__Work order__: Down to the last line, transcribe the records verbatim and exclude the images.

__Data__:
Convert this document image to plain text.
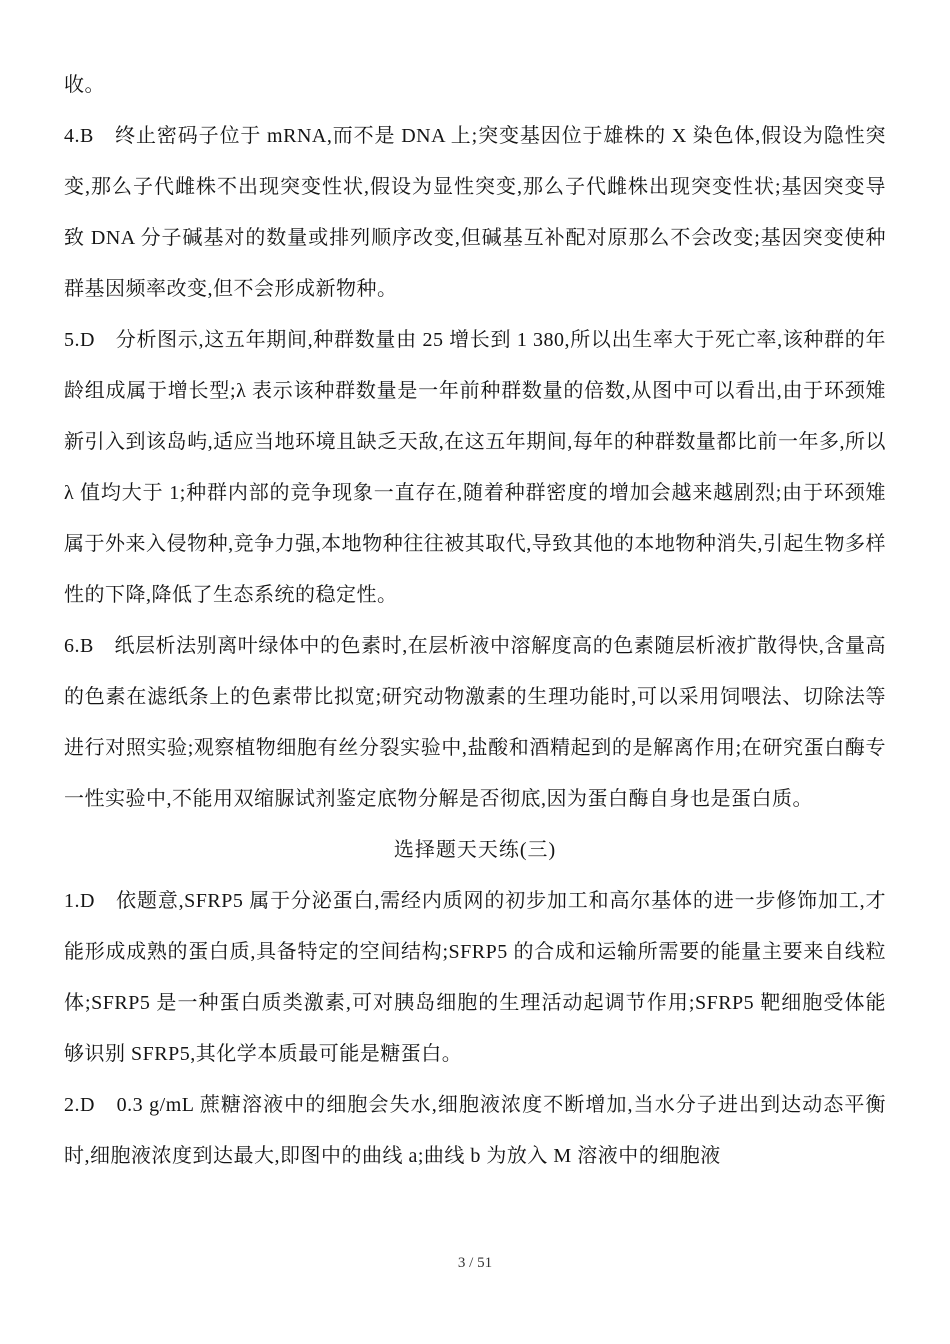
收。

4.B　终止密码子位于 mRNA,而不是 DNA 上;突变基因位于雄株的 X 染色体,假设为隐性突变,那么子代雌株不出现突变性状,假设为显性突变,那么子代雌株出现突变性状;基因突变导致 DNA 分子碱基对的数量或排列顺序改变,但碱基互补配对原那么不会改变;基因突变使种群基因频率改变,但不会形成新物种。

5.D　分析图示,这五年期间,种群数量由 25 增长到 1 380,所以出生率大于死亡率,该种群的年龄组成属于增长型;λ 表示该种群数量是一年前种群数量的倍数,从图中可以看出,由于环颈雉新引入到该岛屿,适应当地环境且缺乏天敌,在这五年期间,每年的种群数量都比前一年多,所以 λ 值均大于 1;种群内部的竞争现象一直存在,随着种群密度的增加会越来越剧烈;由于环颈雉属于外来入侵物种,竞争力强,本地物种往往被其取代,导致其他的本地物种消失,引起生物多样性的下降,降低了生态系统的稳定性。

6.B　纸层析法别离叶绿体中的色素时,在层析液中溶解度高的色素随层析液扩散得快,含量高的色素在滤纸条上的色素带比拟宽;研究动物激素的生理功能时,可以采用饲喂法、切除法等进行对照实验;观察植物细胞有丝分裂实验中,盐酸和酒精起到的是解离作用;在研究蛋白酶专一性实验中,不能用双缩脲试剂鉴定底物分解是否彻底,因为蛋白酶自身也是蛋白质。

选择题天天练(三)

1.D　依题意,SFRP5 属于分泌蛋白,需经内质网的初步加工和高尔基体的进一步修饰加工,才能形成成熟的蛋白质,具备特定的空间结构;SFRP5 的合成和运输所需要的能量主要来自线粒体;SFRP5 是一种蛋白质类激素,可对胰岛细胞的生理活动起调节作用;SFRP5 靶细胞受体能够识别 SFRP5,其化学本质最可能是糖蛋白。

2.D　0.3 g/mL 蔗糖溶液中的细胞会失水,细胞液浓度不断增加,当水分子进出到达动态平衡时,细胞液浓度到达最大,即图中的曲线 a;曲线 b 为放入 M 溶液中的细胞液

3 / 51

__Result for this exercise__:
Convert this document image to plain text.
收。

4.B　终止密码子位于 mRNA,而不是 DNA 上;突变基因位于雄株的 X 染色体,假设为隐性突变,那么子代雌株不出现突变性状,假设为显性突变,那么子代雌株出现突变性状;基因突变导致 DNA 分子碱基对的数量或排列顺序改变,但碱基互补配对原那么不会改变;基因突变使种群基因频率改变,但不会形成新物种。

5.D　分析图示,这五年期间,种群数量由 25 增长到 1 380,所以出生率大于死亡率,该种群的年龄组成属于增长型;λ 表示该种群数量是一年前种群数量的倍数,从图中可以看出,由于环颈雉新引入到该岛屿,适应当地环境且缺乏天敌,在这五年期间,每年的种群数量都比前一年多,所以 λ 值均大于 1;种群内部的竞争现象一直存在,随着种群密度的增加会越来越剧烈;由于环颈雉属于外来入侵物种,竞争力强,本地物种往往被其取代,导致其他的本地物种消失,引起生物多样性的下降,降低了生态系统的稳定性。

6.B　纸层析法别离叶绿体中的色素时,在层析液中溶解度高的色素随层析液扩散得快,含量高的色素在滤纸条上的色素带比拟宽;研究动物激素的生理功能时,可以采用饲喂法、切除法等进行对照实验;观察植物细胞有丝分裂实验中,盐酸和酒精起到的是解离作用;在研究蛋白酶专一性实验中,不能用双缩脲试剂鉴定底物分解是否彻底,因为蛋白酶自身也是蛋白质。

选择题天天练(三)

1.D　依题意,SFRP5 属于分泌蛋白,需经内质网的初步加工和高尔基体的进一步修饰加工,才能形成成熟的蛋白质,具备特定的空间结构;SFRP5 的合成和运输所需要的能量主要来自线粒体;SFRP5 是一种蛋白质类激素,可对胰岛细胞的生理活动起调节作用;SFRP5 靶细胞受体能够识别 SFRP5,其化学本质最可能是糖蛋白。

2.D　0.3 g/mL 蔗糖溶液中的细胞会失水,细胞液浓度不断增加,当水分子进出到达动态平衡时,细胞液浓度到达最大,即图中的曲线 a;曲线 b 为放入 M 溶液中的细胞液

3 / 51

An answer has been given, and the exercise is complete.